Directive: Set down exactly the lines from the one containing "Read all visible content and emit it as JSON." through the last line of the records below, both included, and nothing else.

[START OF Provided records]

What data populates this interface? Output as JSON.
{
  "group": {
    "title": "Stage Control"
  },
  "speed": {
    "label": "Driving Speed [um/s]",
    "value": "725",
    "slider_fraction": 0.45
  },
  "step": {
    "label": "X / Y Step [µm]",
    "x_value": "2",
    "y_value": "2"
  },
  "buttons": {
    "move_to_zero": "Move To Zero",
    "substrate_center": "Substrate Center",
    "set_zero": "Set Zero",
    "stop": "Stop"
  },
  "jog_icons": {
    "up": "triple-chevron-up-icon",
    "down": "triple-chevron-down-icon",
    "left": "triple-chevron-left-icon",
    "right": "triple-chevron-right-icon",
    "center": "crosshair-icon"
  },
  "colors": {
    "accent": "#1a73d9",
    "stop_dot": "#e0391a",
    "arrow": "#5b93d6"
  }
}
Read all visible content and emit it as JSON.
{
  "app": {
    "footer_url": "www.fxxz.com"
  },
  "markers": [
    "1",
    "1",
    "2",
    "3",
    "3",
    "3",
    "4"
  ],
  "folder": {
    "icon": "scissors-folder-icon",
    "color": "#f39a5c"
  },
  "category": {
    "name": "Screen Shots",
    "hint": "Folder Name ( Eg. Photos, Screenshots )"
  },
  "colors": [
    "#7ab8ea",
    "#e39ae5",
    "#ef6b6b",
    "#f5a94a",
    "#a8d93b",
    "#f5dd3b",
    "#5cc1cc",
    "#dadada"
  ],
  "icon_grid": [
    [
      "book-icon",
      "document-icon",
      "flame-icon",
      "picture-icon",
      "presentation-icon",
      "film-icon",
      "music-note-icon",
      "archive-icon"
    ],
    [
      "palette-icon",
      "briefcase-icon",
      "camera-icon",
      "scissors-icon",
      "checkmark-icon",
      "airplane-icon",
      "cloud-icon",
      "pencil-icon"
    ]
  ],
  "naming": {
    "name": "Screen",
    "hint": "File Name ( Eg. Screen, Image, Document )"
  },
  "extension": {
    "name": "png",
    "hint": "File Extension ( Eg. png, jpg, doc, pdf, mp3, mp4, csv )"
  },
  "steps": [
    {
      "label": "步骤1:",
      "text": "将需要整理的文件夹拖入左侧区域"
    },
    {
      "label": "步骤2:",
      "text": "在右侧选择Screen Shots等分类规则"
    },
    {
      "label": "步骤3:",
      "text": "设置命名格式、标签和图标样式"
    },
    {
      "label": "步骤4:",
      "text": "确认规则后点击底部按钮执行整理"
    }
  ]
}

[END OF Provided records]

Task solution:
Read all visible content and emit it as JSON.
{
  "app": {
    "footer_url": "www.fxxz.com"
  },
  "markers": [
    "1",
    "1",
    "2",
    "3",
    "3",
    "3",
    "4"
  ],
  "folder": {
    "icon": "scissors-folder-icon",
    "color": "#f39a5c"
  },
  "category": {
    "name": "Screen Shots",
    "hint": "Folder Name ( Eg. Photos, Screenshots )"
  },
  "colors": [
    "#7ab8ea",
    "#e39ae5",
    "#ef6b6b",
    "#f5a94a",
    "#a8d93b",
    "#f5dd3b",
    "#5cc1cc",
    "#dadada"
  ],
  "icon_grid": [
    [
      "book-icon",
      "document-icon",
      "flame-icon",
      "picture-icon",
      "presentation-icon",
      "film-icon",
      "music-note-icon",
      "archive-icon"
    ],
    [
      "palette-icon",
      "briefcase-icon",
      "camera-icon",
      "scissors-icon",
      "checkmark-icon",
      "airplane-icon",
      "cloud-icon",
      "pencil-icon"
    ]
  ],
  "naming": {
    "name": "Screen",
    "hint": "File Name ( Eg. Screen, Image, Document )"
  },
  "extension": {
    "name": "png",
    "hint": "File Extension ( Eg. png, jpg, doc, pdf, mp3, mp4, csv )"
  },
  "steps": [
    {
      "label": "步骤1:",
      "text": "将需要整理的文件夹拖入左侧区域"
    },
    {
      "label": "步骤2:",
      "text": "在右侧选择Screen Shots等分类规则"
    },
    {
      "label": "步骤3:",
      "text": "设置命名格式、标签和图标样式"
    },
    {
      "label": "步骤4:",
      "text": "确认规则后点击底部按钮执行整理"
    }
  ]
}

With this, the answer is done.